# 本文抜粋
==============================

図8(b)の例では、点線に沿ってカットする。カバーシート54は、セラミックグリーンシート52と同じ成分であってもよく、添加物が異なっていてもよい。
【0074】
(塗布工程)
このようにして得られたセラミック積層体を、N
2雰囲気で脱バインダ処理した後に、
図9(a)で例示するように、第1外部電極21となる金属ペースト26をディップ法などで塗布する。金属ペースト26には、共材23を含ませる。例えば、金属ペースト26は、積層体において、内部電極パターン53が露出する2端面に塗布する。
【0075】
(焼成工程)
その後、酸素分圧10-5~10-8atmの還元雰囲気中で1100~1300℃で10分~2時間焼成する。このようにして、素体10と第1外部電極21とを同時焼成することができる。
【0076】
(再酸化処理工程)
その後、N2ガス雰囲気中において600℃~1000℃で再酸化処理を行ってもよい。
【0077】
(焼き付け工程)
次に、
図9(b)で例示するように、第1外部電極21上に、第2外部電極22となる金属ペースト27をディップ法などで塗布する。金属ペースト27には、ガラス24が含まれる。例えば、金属ペースト27は、積層体において、内部電極層12が露出する2端面以外の4面の少なくともいずれかまで延在するように塗布する。その後、金属ペースト27を、例えば700℃~900℃程度で焼き付けることで、第2外部電極22を形成する。
【0078】
(めっき処理工程)
その後、めっき処理により、第2外部電極22上に、Cu,Ni,Sn等の金属コーティングを行ってもよい。

==============================

# データセットの行
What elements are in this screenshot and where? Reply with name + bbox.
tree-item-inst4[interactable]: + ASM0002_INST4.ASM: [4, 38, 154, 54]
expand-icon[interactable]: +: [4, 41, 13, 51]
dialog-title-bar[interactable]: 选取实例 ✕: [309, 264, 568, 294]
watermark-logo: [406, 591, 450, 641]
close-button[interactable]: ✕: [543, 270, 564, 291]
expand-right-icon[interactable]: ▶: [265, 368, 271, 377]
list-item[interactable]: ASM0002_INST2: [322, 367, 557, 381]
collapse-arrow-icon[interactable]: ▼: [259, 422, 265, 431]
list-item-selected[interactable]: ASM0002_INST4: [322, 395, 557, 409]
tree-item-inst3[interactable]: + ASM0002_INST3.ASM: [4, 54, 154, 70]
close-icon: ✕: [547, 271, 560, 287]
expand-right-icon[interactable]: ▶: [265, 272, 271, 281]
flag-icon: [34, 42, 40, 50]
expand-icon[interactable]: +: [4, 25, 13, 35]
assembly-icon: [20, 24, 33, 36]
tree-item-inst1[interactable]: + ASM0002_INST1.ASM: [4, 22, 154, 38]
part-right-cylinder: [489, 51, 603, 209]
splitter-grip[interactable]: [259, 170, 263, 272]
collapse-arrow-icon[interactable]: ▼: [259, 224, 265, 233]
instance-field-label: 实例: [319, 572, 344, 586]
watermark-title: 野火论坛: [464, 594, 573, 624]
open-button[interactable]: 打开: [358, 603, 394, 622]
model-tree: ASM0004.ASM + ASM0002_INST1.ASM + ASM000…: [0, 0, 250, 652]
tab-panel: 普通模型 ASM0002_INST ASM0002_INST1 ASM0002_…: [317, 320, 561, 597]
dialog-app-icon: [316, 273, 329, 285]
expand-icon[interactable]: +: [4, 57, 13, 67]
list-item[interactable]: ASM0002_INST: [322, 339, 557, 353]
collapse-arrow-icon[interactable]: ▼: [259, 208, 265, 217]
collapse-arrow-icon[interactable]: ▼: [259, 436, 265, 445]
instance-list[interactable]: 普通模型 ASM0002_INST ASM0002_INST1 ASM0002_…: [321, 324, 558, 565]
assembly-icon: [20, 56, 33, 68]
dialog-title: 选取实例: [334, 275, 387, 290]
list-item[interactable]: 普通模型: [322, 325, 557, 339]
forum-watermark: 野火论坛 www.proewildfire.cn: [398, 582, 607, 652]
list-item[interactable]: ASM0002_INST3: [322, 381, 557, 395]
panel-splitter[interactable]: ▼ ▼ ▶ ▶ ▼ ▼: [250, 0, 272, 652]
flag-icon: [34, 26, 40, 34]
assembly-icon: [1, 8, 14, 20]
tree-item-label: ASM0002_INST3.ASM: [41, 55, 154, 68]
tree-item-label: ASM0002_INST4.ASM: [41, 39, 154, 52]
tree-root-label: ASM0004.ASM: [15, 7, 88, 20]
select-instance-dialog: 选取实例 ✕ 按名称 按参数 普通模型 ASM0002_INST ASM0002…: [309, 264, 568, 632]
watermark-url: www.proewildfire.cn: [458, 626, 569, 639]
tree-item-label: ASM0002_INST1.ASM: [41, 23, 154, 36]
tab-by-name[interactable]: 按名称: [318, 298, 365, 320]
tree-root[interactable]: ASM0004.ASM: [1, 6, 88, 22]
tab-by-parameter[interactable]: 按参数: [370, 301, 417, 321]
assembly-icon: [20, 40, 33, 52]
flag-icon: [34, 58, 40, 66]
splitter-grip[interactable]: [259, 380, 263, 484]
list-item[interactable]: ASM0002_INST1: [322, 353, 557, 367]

==============================

# 設問
**a.** 製造工程の本文について、次の問いに答えてください。
(i) 焼成工程では、何℃で焼成しますか。
(ii) 第1外部電極21となる金属ペースト26には、何を含ませますか。
(iii) 金属ペースト27は、例えば何℃程度で焼き付けますか。
**b.** 製造工程の本文によると、素体10と第1外部電極21とを同時焼成できるのはなぜですか。1~3文で説明してください。
**c.** 製造工程の本文のうち、「図8(b)の例では、点線に沿」を含む語句で始まり「を同時焼成することができる。」で終わる部分を、そのまま書き写してください。

# 解答
**a.**
(i) 1100~1300℃で焼成します。
(ii) 共材23を含ませます。
(iii) 700℃~900℃程度で焼き付けます。

**b.** 脱バインダ処理したセラミック積層体に、第1外部電極21となる金属ペースト26を塗布しています。そのあとで積層体を還元雰囲気中で焼成するため、素体10と第1外部電極21とを同時に焼成できます。

**c.**
図8(b)の例では、点線に沿ってカットする。カバーシート54は、セラミックグリーンシート52と同じ成分であってもよく、添加物が異なっていてもよい。
【0074】
(塗布工程)
このようにして得られたセラミック積層体を、N
2雰囲気で脱バインダ処理した後に、
図9(a)で例示するように、第1外部電極21となる金属ペースト26をディップ法などで塗布する。金属ペースト26には、共材23を含ませる。例えば、金属ペースト26は、積層体において、内部電極パターン53が露出する2端面に塗布する。
【0075】
(焼成工程)
その後、酸素分圧10-5~10-8atmの還元雰囲気中で1100~1300℃で10分~2時間焼成する。このようにして、素体10と第1外部電極21とを同時焼成することができる。